Recorded information:
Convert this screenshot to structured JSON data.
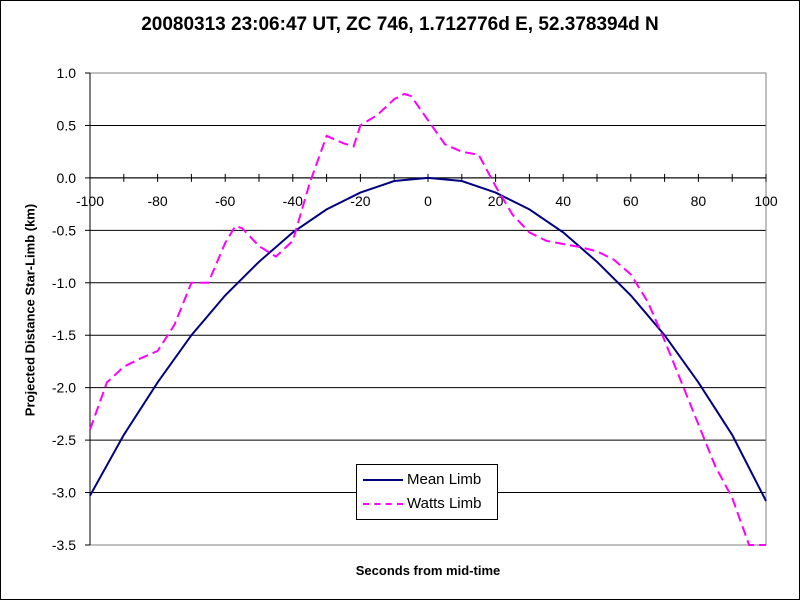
{
  "chart_data": {
    "type": "line",
    "title": "20080313 23:06:47 UT, ZC 746, 1.712776d E, 52.378394d N",
    "xlabel": "Seconds from mid-time",
    "ylabel": "Projected Distance Star-Limb (km)",
    "xlim": [
      -100,
      100
    ],
    "ylim": [
      -3.5,
      1.0
    ],
    "xticks": [
      -100,
      -80,
      -60,
      -40,
      -20,
      0,
      20,
      40,
      60,
      80,
      100
    ],
    "yticks": [
      1.0,
      0.5,
      0.0,
      -0.5,
      -1.0,
      -1.5,
      -2.0,
      -2.5,
      -3.0,
      -3.5
    ],
    "xtick_labels": [
      "-100",
      "-80",
      "-60",
      "-40",
      "-20",
      "0",
      "20",
      "40",
      "60",
      "80",
      "100"
    ],
    "ytick_labels": [
      "1.0",
      "0.5",
      "0.0",
      "-0.5",
      "-1.0",
      "-1.5",
      "-2.0",
      "-2.5",
      "-3.0",
      "-3.5"
    ],
    "grid": "horizontal",
    "legend_position": "bottom-center",
    "series": [
      {
        "name": "Mean Limb",
        "color": "#000080",
        "style": "solid",
        "x": [
          -100,
          -90,
          -80,
          -70,
          -60,
          -50,
          -40,
          -30,
          -20,
          -10,
          0,
          10,
          20,
          30,
          40,
          50,
          60,
          70,
          80,
          90,
          100
        ],
        "y": [
          -3.03,
          -2.45,
          -1.95,
          -1.5,
          -1.12,
          -0.8,
          -0.52,
          -0.3,
          -0.14,
          -0.03,
          0.0,
          -0.03,
          -0.14,
          -0.3,
          -0.52,
          -0.8,
          -1.12,
          -1.5,
          -1.95,
          -2.45,
          -3.08
        ]
      },
      {
        "name": "Watts Limb",
        "color": "#FF00FF",
        "style": "dashed",
        "x": [
          -100,
          -95,
          -90,
          -85,
          -80,
          -75,
          -70,
          -65,
          -60,
          -57,
          -55,
          -50,
          -45,
          -40,
          -35,
          -30,
          -25,
          -22,
          -20,
          -15,
          -10,
          -7,
          -5,
          0,
          5,
          10,
          15,
          20,
          25,
          30,
          35,
          40,
          45,
          50,
          55,
          60,
          65,
          70,
          75,
          80,
          85,
          90,
          95,
          100
        ],
        "y": [
          -2.4,
          -1.95,
          -1.8,
          -1.72,
          -1.65,
          -1.4,
          -1.0,
          -1.0,
          -0.62,
          -0.46,
          -0.48,
          -0.65,
          -0.75,
          -0.6,
          -0.05,
          0.4,
          0.33,
          0.3,
          0.5,
          0.6,
          0.75,
          0.8,
          0.78,
          0.55,
          0.32,
          0.25,
          0.22,
          -0.08,
          -0.35,
          -0.52,
          -0.6,
          -0.63,
          -0.66,
          -0.7,
          -0.78,
          -0.92,
          -1.18,
          -1.55,
          -1.95,
          -2.35,
          -2.75,
          -3.05,
          -3.5,
          -3.5
        ]
      }
    ]
  }
}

Request: Go through the listing above and locate each line that holds the word "Limb". Copy those lines.

Result:
    "ylabel": "Projected Distance Star-Limb (km)",
        "name": "Mean Limb",
        "name": "Watts Limb",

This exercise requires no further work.